PROBLEM TO WORK ON: Reproduce all of the data exactly.

start EXERCISE INPUT

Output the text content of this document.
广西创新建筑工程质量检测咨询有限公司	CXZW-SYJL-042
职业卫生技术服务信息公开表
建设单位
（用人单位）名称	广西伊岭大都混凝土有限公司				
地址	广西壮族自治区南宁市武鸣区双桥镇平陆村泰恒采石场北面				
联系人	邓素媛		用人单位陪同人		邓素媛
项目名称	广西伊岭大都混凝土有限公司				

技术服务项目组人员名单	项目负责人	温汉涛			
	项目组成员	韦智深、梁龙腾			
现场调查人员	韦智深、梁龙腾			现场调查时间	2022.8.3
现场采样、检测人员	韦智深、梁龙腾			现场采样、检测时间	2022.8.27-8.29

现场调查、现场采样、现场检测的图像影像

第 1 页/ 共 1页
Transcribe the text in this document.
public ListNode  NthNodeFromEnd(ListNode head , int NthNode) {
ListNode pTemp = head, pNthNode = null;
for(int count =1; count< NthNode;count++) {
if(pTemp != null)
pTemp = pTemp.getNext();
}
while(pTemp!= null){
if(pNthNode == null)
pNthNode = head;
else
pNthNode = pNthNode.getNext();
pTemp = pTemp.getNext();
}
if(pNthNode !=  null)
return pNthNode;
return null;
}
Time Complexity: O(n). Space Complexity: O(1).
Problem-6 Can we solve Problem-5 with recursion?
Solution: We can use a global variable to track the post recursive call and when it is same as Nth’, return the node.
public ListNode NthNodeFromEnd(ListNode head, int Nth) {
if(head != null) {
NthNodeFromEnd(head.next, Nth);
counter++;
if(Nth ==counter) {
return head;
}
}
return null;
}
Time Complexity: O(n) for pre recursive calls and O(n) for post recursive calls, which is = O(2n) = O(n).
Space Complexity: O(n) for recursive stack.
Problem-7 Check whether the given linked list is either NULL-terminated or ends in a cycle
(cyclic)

end EXERCISE INPUT

SOLUTION BELOW:
Output the text content of this document.
广西创新建筑工程质量检测咨询有限公司	CXZW-SYJL-042
职业卫生技术服务信息公开表
建设单位
（用人单位）名称	广西伊岭大都混凝土有限公司				
地址	广西壮族自治区南宁市武鸣区双桥镇平陆村泰恒采石场北面				
联系人	邓素媛		用人单位陪同人		邓素媛
项目名称	广西伊岭大都混凝土有限公司				

技术服务项目组人员名单	项目负责人	温汉涛			
	项目组成员	韦智深、梁龙腾			
现场调查人员	韦智深、梁龙腾			现场调查时间	2022.8.3
现场采样、检测人员	韦智深、梁龙腾			现场采样、检测时间	2022.8.27-8.29

现场调查、现场采样、现场检测的图像影像

第 1 页/ 共 1页
Transcribe the text in this document.
public ListNode  NthNodeFromEnd(ListNode head , int NthNode) {
ListNode pTemp = head, pNthNode = null;
for(int count =1; count< NthNode;count++) {
if(pTemp != null)
pTemp = pTemp.getNext();
}
while(pTemp!= null){
if(pNthNode == null)
pNthNode = head;
else
pNthNode = pNthNode.getNext();
pTemp = pTemp.getNext();
}
if(pNthNode !=  null)
return pNthNode;
return null;
}
Time Complexity: O(n). Space Complexity: O(1).
Problem-6 Can we solve Problem-5 with recursion?
Solution: We can use a global variable to track the post recursive call and when it is same as Nth’, return the node.
public ListNode NthNodeFromEnd(ListNode head, int Nth) {
if(head != null) {
NthNodeFromEnd(head.next, Nth);
counter++;
if(Nth ==counter) {
return head;
}
}
return null;
}
Time Complexity: O(n) for pre recursive calls and O(n) for post recursive calls, which is = O(2n) = O(n).
Space Complexity: O(n) for recursive stack.
Problem-7 Check whether the given linked list is either NULL-terminated or ends in a cycle
(cyclic)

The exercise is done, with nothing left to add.